__PROBLEM DESCRIPTION__: From the entries below, copy every line that holds the word "用户账号".

>> Start STORED DATA

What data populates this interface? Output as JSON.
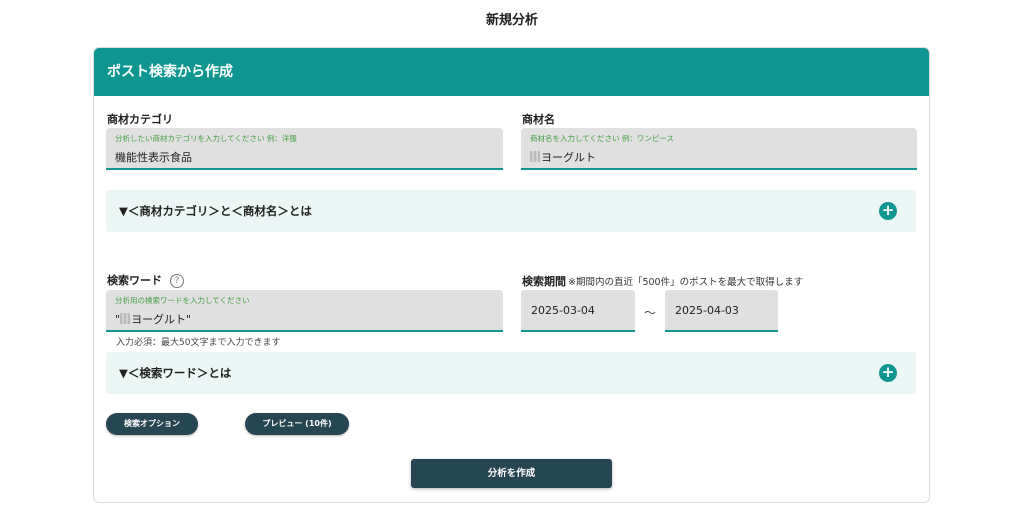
{
  "page": {
    "title": "新規分析"
  },
  "card": {
    "header": "ポスト検索から作成",
    "category": {
      "label": "商材カテゴリ",
      "placeholder": "分析したい商材カテゴリを入力してください 例：洋服",
      "value": "機能性表示食品"
    },
    "product": {
      "label": "商材名",
      "placeholder": "商材名を入力してください 例：ワンピース",
      "value": "ヨーグルト"
    },
    "explain1": {
      "title": "▼＜商材カテゴリ＞と＜商材名＞とは",
      "icon": "plus-circle-icon"
    },
    "keyword": {
      "label": "検索ワード",
      "help": "?",
      "placeholder": "分析用の検索ワードを入力してください",
      "value_prefix": "\"",
      "value": "ヨーグルト\"",
      "hint": "入力必須：最大50文字まで入力できます"
    },
    "period": {
      "label": "検索期間",
      "note": "※期間内の直近「500件」のポストを最大で取得します",
      "start": "2025-03-04",
      "separator": "～",
      "end": "2025-04-03"
    },
    "explain2": {
      "title": "▼＜検索ワード＞とは",
      "icon": "plus-circle-icon"
    },
    "buttons": {
      "search_options": "検索オプション",
      "preview": "プレビュー (10件)",
      "create": "分析を作成"
    }
  },
  "colors": {
    "accent": "#0f9690",
    "button": "#264653",
    "panel": "#ebf6f5",
    "placeholder": "#44a043"
  }
}
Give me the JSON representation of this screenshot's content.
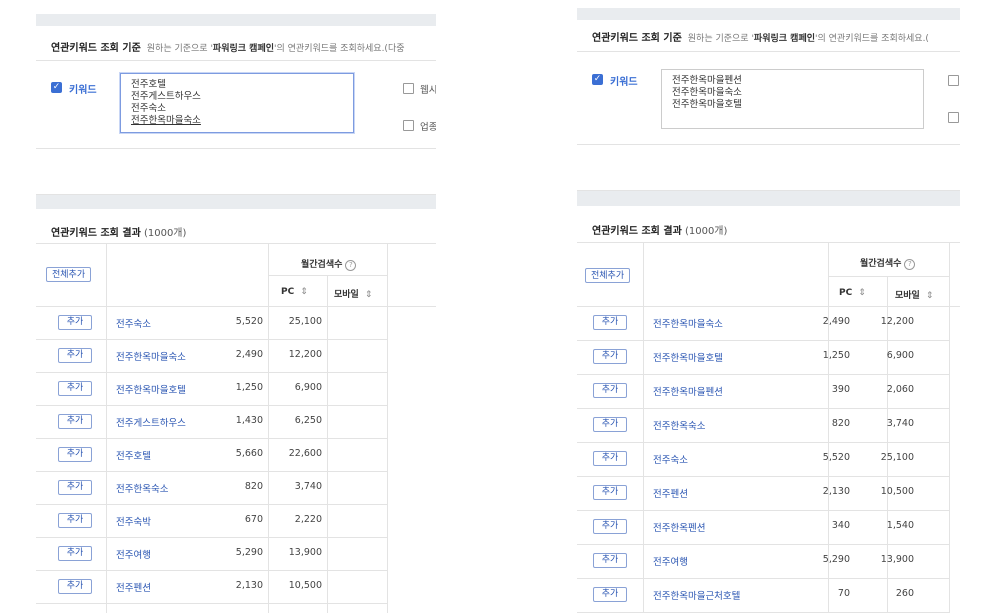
{
  "criteria_title": "연관키워드 조회 기준",
  "criteria_desc_prefix": "원하는 기준으로 '",
  "criteria_desc_bold": "파워링크 캠페인",
  "left": {
    "criteria_desc_suffix": "'의 연관키워드를 조회하세요.(다중",
    "keyword_label": "키워드",
    "keywords": [
      "전주호텔",
      "전주게스트하우스",
      "전주숙소",
      "전주한옥마을숙소"
    ],
    "option_website": "웹시",
    "option_business": "업종",
    "result_title": "연관키워드 조회 결과",
    "result_count": "(1000개)",
    "add_all_label": "전체추가",
    "monthly_search_label": "월간검색수",
    "pc_label": "PC",
    "mobile_label": "모바일",
    "add_label": "추가",
    "rows": [
      {
        "keyword": "전주숙소",
        "pc": "5,520",
        "mobile": "25,100"
      },
      {
        "keyword": "전주한옥마을숙소",
        "pc": "2,490",
        "mobile": "12,200"
      },
      {
        "keyword": "전주한옥마을호텔",
        "pc": "1,250",
        "mobile": "6,900"
      },
      {
        "keyword": "전주게스트하우스",
        "pc": "1,430",
        "mobile": "6,250"
      },
      {
        "keyword": "전주호텔",
        "pc": "5,660",
        "mobile": "22,600"
      },
      {
        "keyword": "전주한옥숙소",
        "pc": "820",
        "mobile": "3,740"
      },
      {
        "keyword": "전주숙박",
        "pc": "670",
        "mobile": "2,220"
      },
      {
        "keyword": "전주여행",
        "pc": "5,290",
        "mobile": "13,900"
      },
      {
        "keyword": "전주펜션",
        "pc": "2,130",
        "mobile": "10,500"
      }
    ]
  },
  "right": {
    "criteria_desc_suffix": "'의 연관키워드를 조회하세요.(",
    "keyword_label": "키워드",
    "keywords": [
      "전주한옥마을펜션",
      "전주한옥마을숙소",
      "전주한옥마을호텔"
    ],
    "result_title": "연관키워드 조회 결과",
    "result_count": "(1000개)",
    "add_all_label": "전체추가",
    "monthly_search_label": "월간검색수",
    "pc_label": "PC",
    "mobile_label": "모바일",
    "add_label": "추가",
    "rows": [
      {
        "keyword": "전주한옥마을숙소",
        "pc": "2,490",
        "mobile": "12,200"
      },
      {
        "keyword": "전주한옥마을호텔",
        "pc": "1,250",
        "mobile": "6,900"
      },
      {
        "keyword": "전주한옥마을펜션",
        "pc": "390",
        "mobile": "2,060"
      },
      {
        "keyword": "전주한옥숙소",
        "pc": "820",
        "mobile": "3,740"
      },
      {
        "keyword": "전주숙소",
        "pc": "5,520",
        "mobile": "25,100"
      },
      {
        "keyword": "전주펜션",
        "pc": "2,130",
        "mobile": "10,500"
      },
      {
        "keyword": "전주한옥펜션",
        "pc": "340",
        "mobile": "1,540"
      },
      {
        "keyword": "전주여행",
        "pc": "5,290",
        "mobile": "13,900"
      },
      {
        "keyword": "전주한옥마을근처호텔",
        "pc": "70",
        "mobile": "260"
      }
    ]
  }
}
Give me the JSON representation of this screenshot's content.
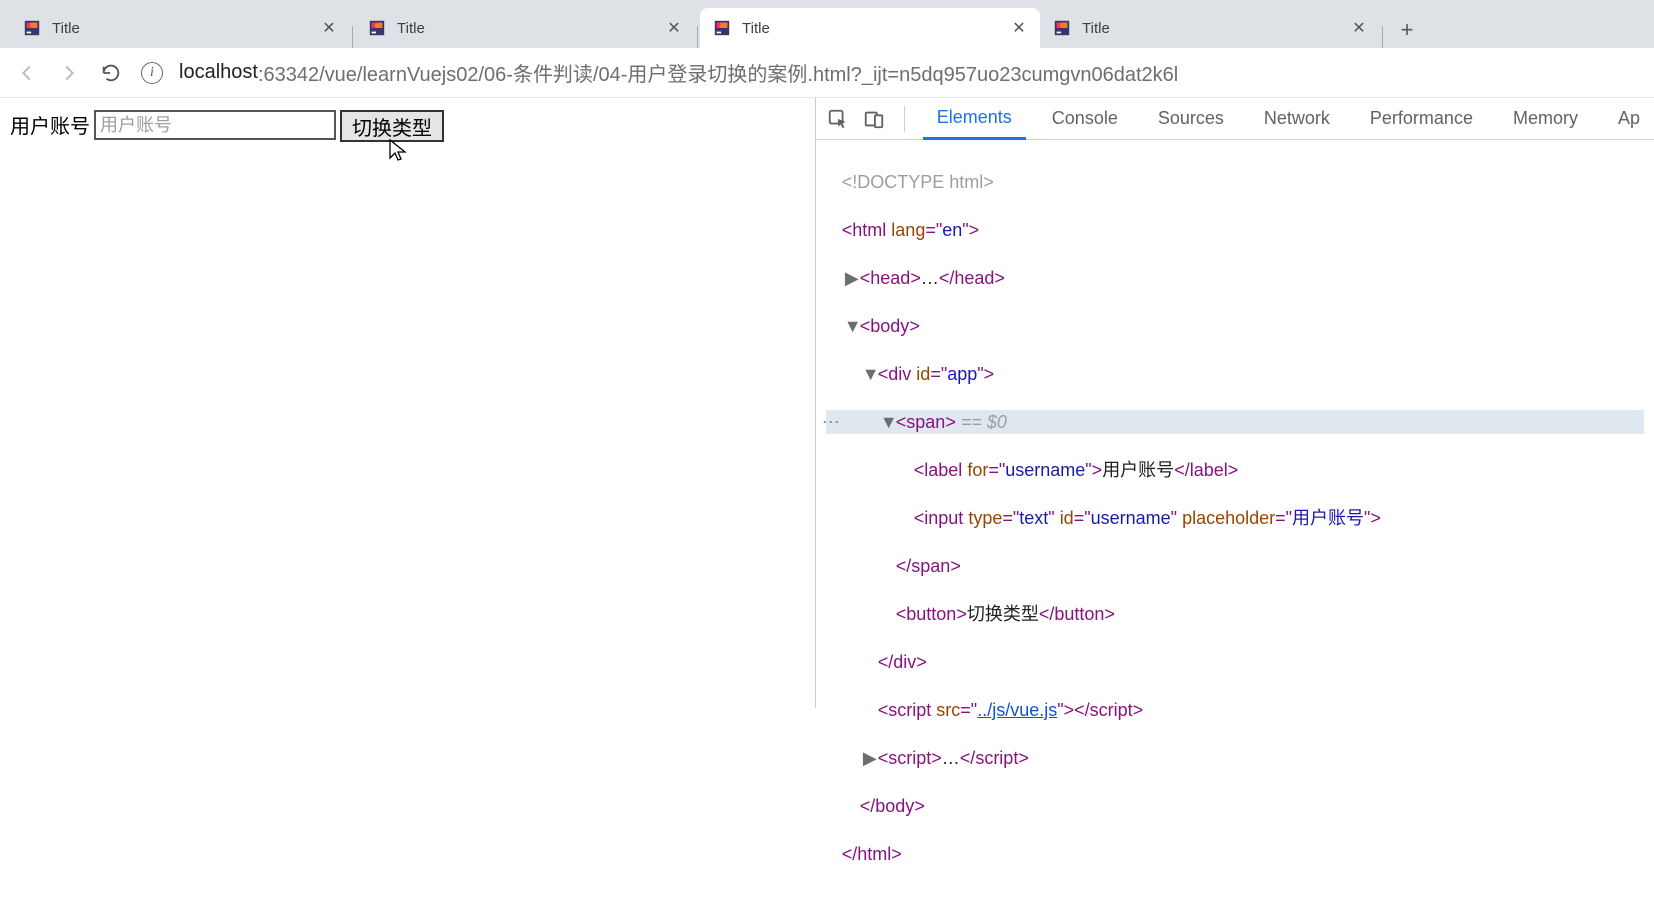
{
  "browser": {
    "tabs": [
      {
        "title": "Title",
        "active": false
      },
      {
        "title": "Title",
        "active": false
      },
      {
        "title": "Title",
        "active": true
      },
      {
        "title": "Title",
        "active": false
      }
    ],
    "url_host": "localhost",
    "url_port_path": ":63342/vue/learnVuejs02/06-条件判读/04-用户登录切换的案例.html?_ijt=n5dq957uo23cumgvn06dat2k6l"
  },
  "page": {
    "label": "用户账号",
    "placeholder": "用户账号",
    "input_value": "",
    "button": "切换类型"
  },
  "devtools": {
    "tabs": [
      "Elements",
      "Console",
      "Sources",
      "Network",
      "Performance",
      "Memory",
      "Ap"
    ],
    "active_tab": 0,
    "dom": {
      "doctype": "<!DOCTYPE html>",
      "html_open": {
        "tag": "html",
        "lang": "en"
      },
      "head": "head",
      "body": "body",
      "div": {
        "tag": "div",
        "id": "app"
      },
      "span": "span",
      "eq0": " == $0",
      "label": {
        "tag": "label",
        "for": "username",
        "text": "用户账号"
      },
      "input": {
        "tag": "input",
        "type": "text",
        "id": "username",
        "placeholder": "用户账号"
      },
      "button": {
        "tag": "button",
        "text": "切换类型"
      },
      "script_src": "../js/vue.js",
      "script_inline": "script"
    }
  }
}
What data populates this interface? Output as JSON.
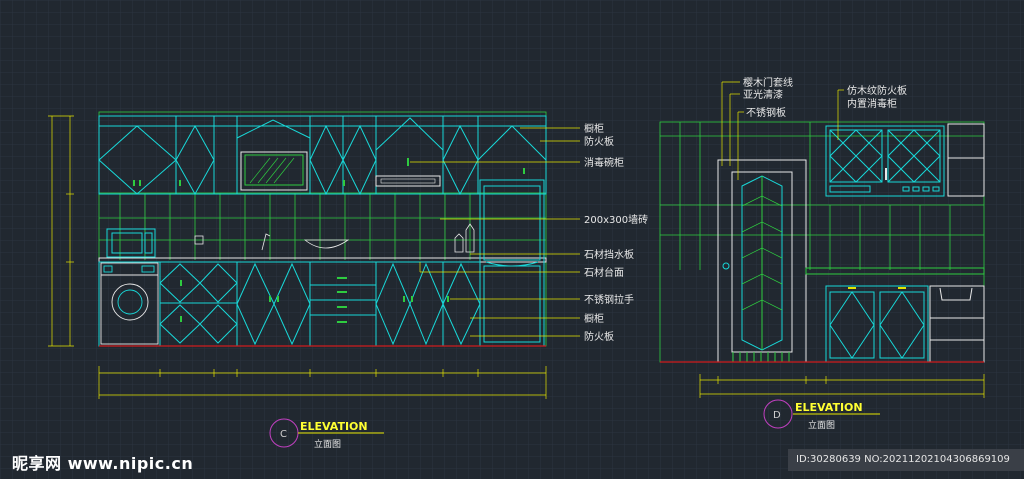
{
  "elevation_c": {
    "labels": [
      "橱柜",
      "防火板",
      "消毒碗柜",
      "200x300墙砖",
      "石材挡水板",
      "石材台面",
      "不锈钢拉手",
      "橱柜",
      "防火板"
    ],
    "title": "ELEVATION",
    "subtitle": "立面图",
    "marker": "C"
  },
  "elevation_d": {
    "labels": [
      "樱木门套线",
      "亚光清漆",
      "不锈钢板",
      "仿木纹防火板",
      "内置消毒柜"
    ],
    "title": "ELEVATION",
    "subtitle": "立面图",
    "marker": "D"
  },
  "watermark": "昵享网 www.nipic.cn",
  "image_id": "ID:30280639 NO:20211202104306869109",
  "colors": {
    "background": "#212830",
    "cyan": "#18d8d8",
    "green": "#2ecc40",
    "yellow": "#e6e600",
    "red": "#d01c1c",
    "magenta": "#c040c0"
  }
}
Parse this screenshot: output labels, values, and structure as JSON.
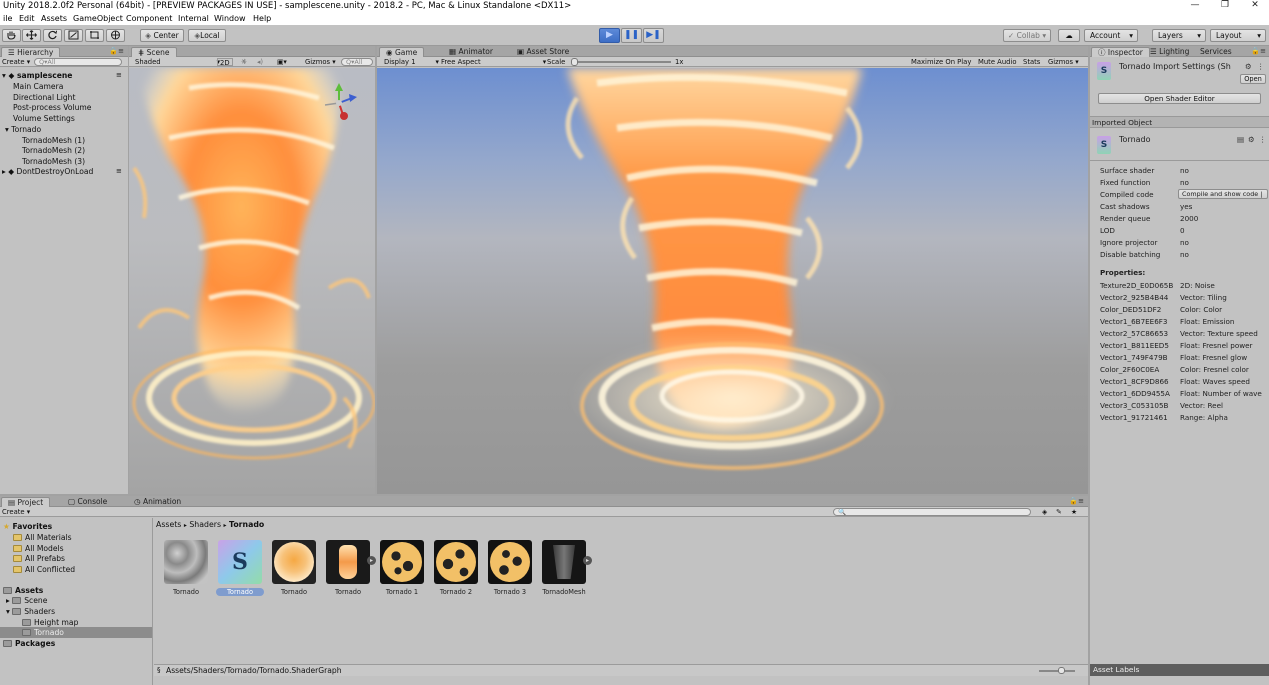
{
  "window": {
    "title": "Unity 2018.2.0f2 Personal (64bit) - [PREVIEW PACKAGES IN USE] - samplescene.unity - 2018.2 - PC, Mac & Linux Standalone <DX11>",
    "minimize": "—",
    "restore": "❐",
    "close": "✕"
  },
  "menu": [
    "ile",
    "Edit",
    "Assets",
    "GameObject",
    "Component",
    "Internal",
    "Window",
    "Help"
  ],
  "toolbar": {
    "pivot": "Center",
    "space": "Local",
    "collab": "Collab",
    "account": "Account",
    "layers": "Layers",
    "layout": "Layout"
  },
  "hierarchy": {
    "tab": "Hierarchy",
    "create": "Create",
    "search_placeholder": "Q▾All",
    "scene": "samplescene",
    "items": [
      "Main Camera",
      "Directional Light",
      "Post-process Volume",
      "Volume Settings",
      "Tornado",
      "TornadoMesh (1)",
      "TornadoMesh (2)",
      "TornadoMesh (3)"
    ],
    "dont_destroy": "DontDestroyOnLoad"
  },
  "scene_view": {
    "tab": "Scene",
    "shading": "Shaded",
    "mode2d": "2D",
    "gizmos": "Gizmos",
    "search": "Q▾All"
  },
  "game_view": {
    "tabs": [
      "Game",
      "Animator",
      "Asset Store"
    ],
    "display": "Display 1",
    "aspect": "Free Aspect",
    "scale_label": "Scale",
    "scale_value": "1x",
    "maximize": "Maximize On Play",
    "mute": "Mute Audio",
    "stats": "Stats",
    "gizmos": "Gizmos"
  },
  "inspector": {
    "tabs": [
      "Inspector",
      "Lighting",
      "Services"
    ],
    "header_title": "Tornado Import Settings (Sh",
    "open": "Open",
    "open_shader_editor": "Open Shader Editor",
    "imported_object_label": "Imported Object",
    "object_name": "Tornado",
    "rows": [
      {
        "k": "Surface shader",
        "v": "no"
      },
      {
        "k": "Fixed function",
        "v": "no"
      },
      {
        "k": "Compiled code",
        "v": "Compile and show code |"
      },
      {
        "k": "Cast shadows",
        "v": "yes"
      },
      {
        "k": "Render queue",
        "v": "2000"
      },
      {
        "k": "LOD",
        "v": "0"
      },
      {
        "k": "Ignore projector",
        "v": "no"
      },
      {
        "k": "Disable batching",
        "v": "no"
      }
    ],
    "properties_label": "Properties:",
    "properties": [
      {
        "k": "Texture2D_E0D065B",
        "v": "2D: Noise"
      },
      {
        "k": "Vector2_925B4B44",
        "v": "Vector: Tiling"
      },
      {
        "k": "Color_DED51DF2",
        "v": "Color: Color"
      },
      {
        "k": "Vector1_6B7EE6F3",
        "v": "Float: Emission"
      },
      {
        "k": "Vector2_57C86653",
        "v": "Vector: Texture speed"
      },
      {
        "k": "Vector1_B811EED5",
        "v": "Float: Fresnel power"
      },
      {
        "k": "Vector1_749F479B",
        "v": "Float: Fresnel glow"
      },
      {
        "k": "Color_2F60C0EA",
        "v": "Color: Fresnel color"
      },
      {
        "k": "Vector1_8CF9D866",
        "v": "Float: Waves speed"
      },
      {
        "k": "Vector1_6DD9455A",
        "v": "Float: Number of wave"
      },
      {
        "k": "Vector3_C053105B",
        "v": "Vector: Reel"
      },
      {
        "k": "Vector1_91721461",
        "v": "Range: Alpha"
      }
    ],
    "asset_labels": "Asset Labels"
  },
  "project": {
    "tabs": [
      "Project",
      "Console",
      "Animation"
    ],
    "create": "Create",
    "favorites_label": "Favorites",
    "favorites": [
      "All Materials",
      "All Models",
      "All Prefabs",
      "All Conflicted"
    ],
    "assets_label": "Assets",
    "tree": [
      "Scene",
      "Shaders",
      "Height map",
      "Tornado"
    ],
    "packages_label": "Packages",
    "breadcrumb": [
      "Assets",
      "Shaders",
      "Tornado"
    ],
    "breadcrumb_sep": "▸",
    "assets": [
      "Tornado",
      "Tornado",
      "Tornado",
      "Tornado",
      "Tornado 1",
      "Tornado 2",
      "Tornado 3",
      "TornadoMesh"
    ],
    "selected_index": 1,
    "status_path": "Assets/Shaders/Tornado/Tornado.ShaderGraph"
  }
}
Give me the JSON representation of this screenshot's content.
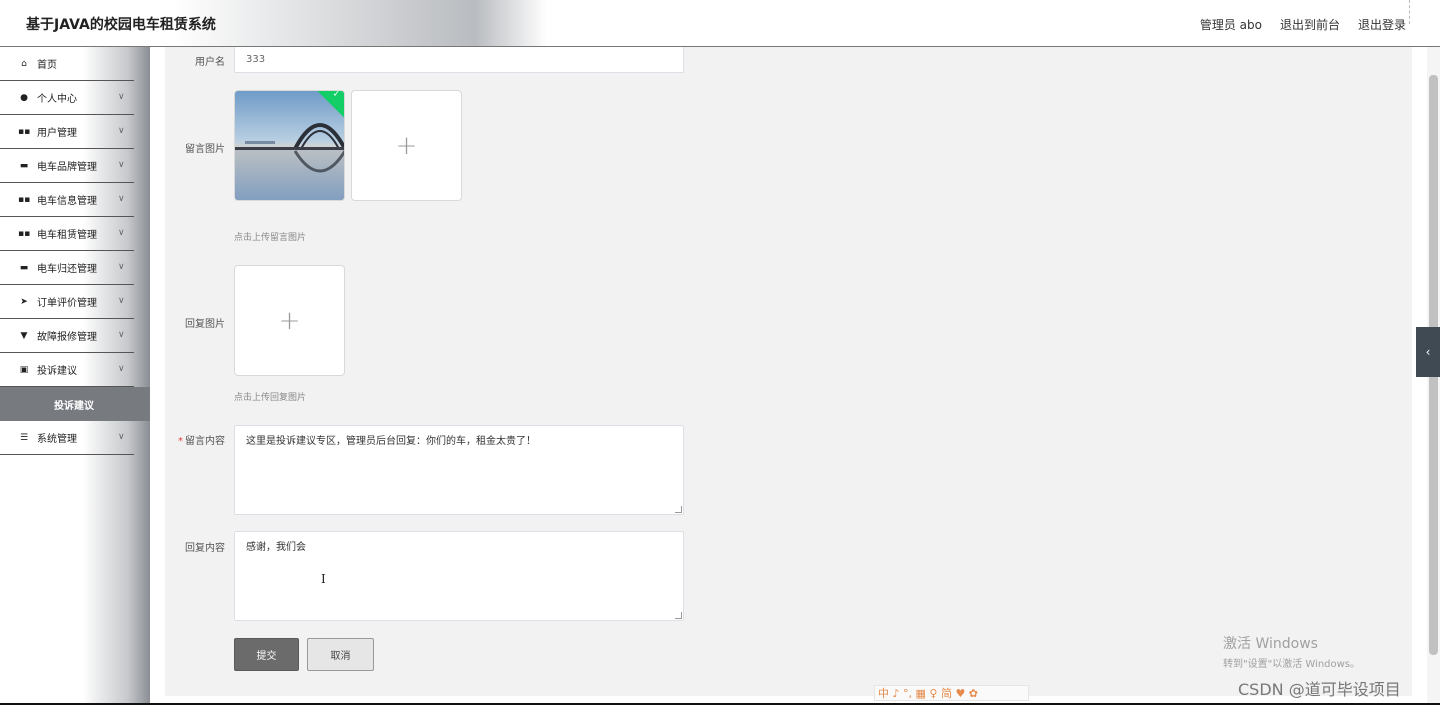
{
  "header": {
    "title": "基于JAVA的校园电车租赁系统",
    "user": "管理员 abo",
    "to_front": "退出到前台",
    "logout": "退出登录"
  },
  "sidebar": {
    "items": [
      {
        "label": "首页",
        "icon": "home-icon",
        "glyph": "⌂",
        "chevron": ""
      },
      {
        "label": "个人中心",
        "icon": "user-icon",
        "glyph": "●",
        "chevron": "∨"
      },
      {
        "label": "用户管理",
        "icon": "grid-icon",
        "glyph": "▪▪",
        "chevron": "∨"
      },
      {
        "label": "电车品牌管理",
        "icon": "briefcase-icon",
        "glyph": "▬",
        "chevron": "∨"
      },
      {
        "label": "电车信息管理",
        "icon": "grid-icon",
        "glyph": "▪▪",
        "chevron": "∨"
      },
      {
        "label": "电车租赁管理",
        "icon": "grid-icon",
        "glyph": "▪▪",
        "chevron": "∨"
      },
      {
        "label": "电车归还管理",
        "icon": "bus-icon",
        "glyph": "▬",
        "chevron": "∨"
      },
      {
        "label": "订单评价管理",
        "icon": "send-icon",
        "glyph": "➤",
        "chevron": "∨"
      },
      {
        "label": "故障报修管理",
        "icon": "trophy-icon",
        "glyph": "▼",
        "chevron": "∨"
      },
      {
        "label": "投诉建议",
        "icon": "clipboard-icon",
        "glyph": "▣",
        "chevron": "∨"
      }
    ],
    "active_sub": "投诉建议",
    "last_item": {
      "label": "系统管理",
      "icon": "list-icon",
      "glyph": "☰",
      "chevron": "∨"
    }
  },
  "form": {
    "username_label": "用户名",
    "username_value": "333",
    "message_image_label": "留言图片",
    "message_image_hint": "点击上传留言图片",
    "reply_image_label": "回复图片",
    "reply_image_hint": "点击上传回复图片",
    "message_content_label": "留言内容",
    "message_content_value": "这里是投诉建议专区，管理员后台回复：你们的车，租金太贵了！",
    "reply_content_label": "回复内容",
    "reply_content_value": "感谢，我们会",
    "plus": "+",
    "check": "✓"
  },
  "buttons": {
    "submit": "提交",
    "cancel": "取消"
  },
  "watermarks": {
    "windows_line1": "激活 Windows",
    "windows_line2": "转到\"设置\"以激活 Windows。",
    "csdn": "CSDN @道可毕设项目",
    "ime": "中 ♪ °, ▦ ♀ 简 ♥ ✿"
  },
  "side_toggle": "‹",
  "colors": {
    "sub_active_bg": "#777b80",
    "submit_bg": "#6b6b6b",
    "panel_bg": "#f2f2f2",
    "success_check": "#13ce66"
  }
}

>> End STORED DATA

__TASK RESPONSE__:
    "label": "用户账号",
    "placeholder": "用户账号",
        "text": "用户账号"
        "placeholder": "用户账号"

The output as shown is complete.